** begin Provided material **
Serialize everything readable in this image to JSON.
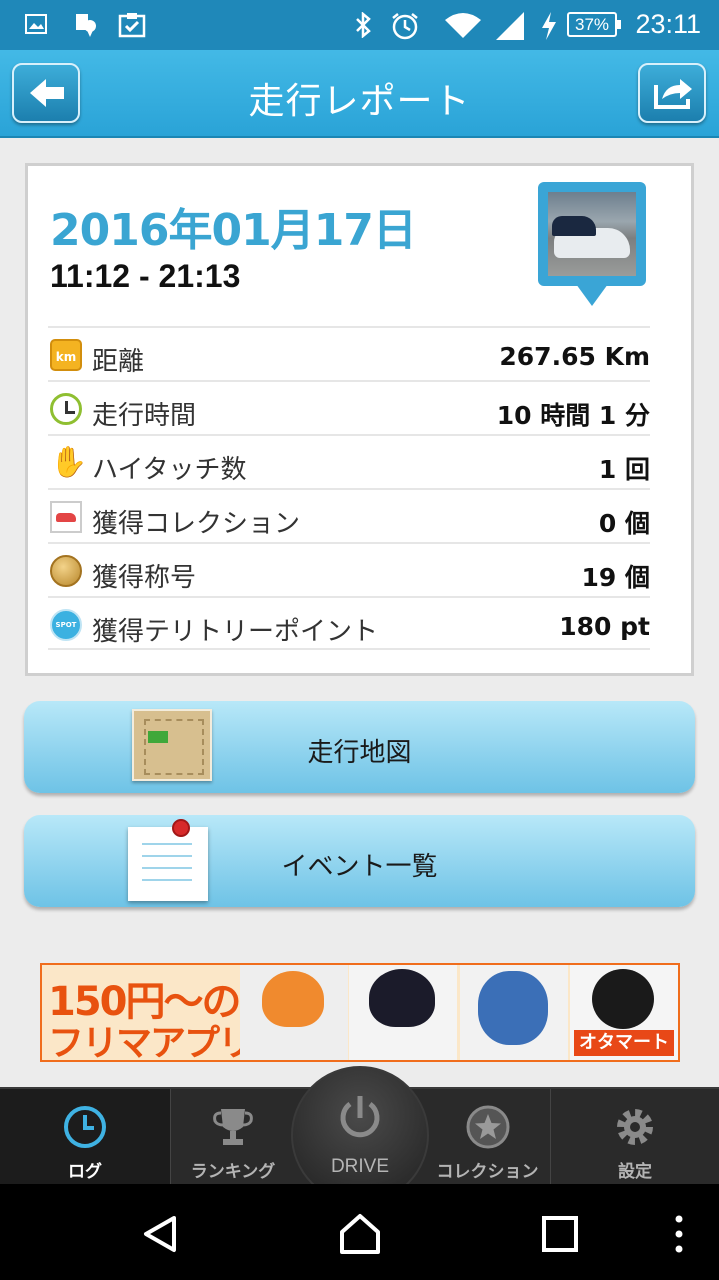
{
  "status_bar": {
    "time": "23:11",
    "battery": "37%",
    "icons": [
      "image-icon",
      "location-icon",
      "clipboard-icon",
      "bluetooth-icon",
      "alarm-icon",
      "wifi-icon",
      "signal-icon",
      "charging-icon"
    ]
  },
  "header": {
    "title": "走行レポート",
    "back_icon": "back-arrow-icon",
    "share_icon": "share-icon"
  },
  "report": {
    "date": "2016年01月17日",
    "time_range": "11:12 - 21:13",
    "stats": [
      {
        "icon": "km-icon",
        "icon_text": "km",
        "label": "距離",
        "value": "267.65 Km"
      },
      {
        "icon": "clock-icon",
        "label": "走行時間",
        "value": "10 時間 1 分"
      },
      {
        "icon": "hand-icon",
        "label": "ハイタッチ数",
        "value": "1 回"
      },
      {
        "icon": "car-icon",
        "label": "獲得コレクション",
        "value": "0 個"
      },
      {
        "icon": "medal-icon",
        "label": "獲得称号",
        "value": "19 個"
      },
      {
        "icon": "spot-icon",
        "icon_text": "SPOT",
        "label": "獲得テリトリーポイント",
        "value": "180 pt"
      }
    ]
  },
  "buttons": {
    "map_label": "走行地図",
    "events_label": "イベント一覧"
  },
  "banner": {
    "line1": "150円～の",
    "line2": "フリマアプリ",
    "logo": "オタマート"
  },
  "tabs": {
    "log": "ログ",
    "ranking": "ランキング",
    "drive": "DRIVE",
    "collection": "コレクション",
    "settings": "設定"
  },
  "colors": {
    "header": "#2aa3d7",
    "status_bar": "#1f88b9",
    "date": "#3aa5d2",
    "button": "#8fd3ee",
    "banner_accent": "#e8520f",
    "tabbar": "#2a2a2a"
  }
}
** end Provided material **
Exercise instructions: Leave the pictures out and copy the rest of the data exactly.

Solution to this task:
Serialize everything readable in this image to JSON.
{
  "status_bar": {
    "time": "23:11",
    "battery": "37%",
    "icons": [
      "image-icon",
      "location-icon",
      "clipboard-icon",
      "bluetooth-icon",
      "alarm-icon",
      "wifi-icon",
      "signal-icon",
      "charging-icon"
    ]
  },
  "header": {
    "title": "走行レポート",
    "back_icon": "back-arrow-icon",
    "share_icon": "share-icon"
  },
  "report": {
    "date": "2016年01月17日",
    "time_range": "11:12 - 21:13",
    "stats": [
      {
        "icon": "km-icon",
        "icon_text": "km",
        "label": "距離",
        "value": "267.65 Km"
      },
      {
        "icon": "clock-icon",
        "label": "走行時間",
        "value": "10 時間 1 分"
      },
      {
        "icon": "hand-icon",
        "label": "ハイタッチ数",
        "value": "1 回"
      },
      {
        "icon": "car-icon",
        "label": "獲得コレクション",
        "value": "0 個"
      },
      {
        "icon": "medal-icon",
        "label": "獲得称号",
        "value": "19 個"
      },
      {
        "icon": "spot-icon",
        "icon_text": "SPOT",
        "label": "獲得テリトリーポイント",
        "value": "180 pt"
      }
    ]
  },
  "buttons": {
    "map_label": "走行地図",
    "events_label": "イベント一覧"
  },
  "banner": {
    "line1": "150円～の",
    "line2": "フリマアプリ",
    "logo": "オタマート"
  },
  "tabs": {
    "log": "ログ",
    "ranking": "ランキング",
    "drive": "DRIVE",
    "collection": "コレクション",
    "settings": "設定"
  },
  "colors": {
    "header": "#2aa3d7",
    "status_bar": "#1f88b9",
    "date": "#3aa5d2",
    "button": "#8fd3ee",
    "banner_accent": "#e8520f",
    "tabbar": "#2a2a2a"
  }
}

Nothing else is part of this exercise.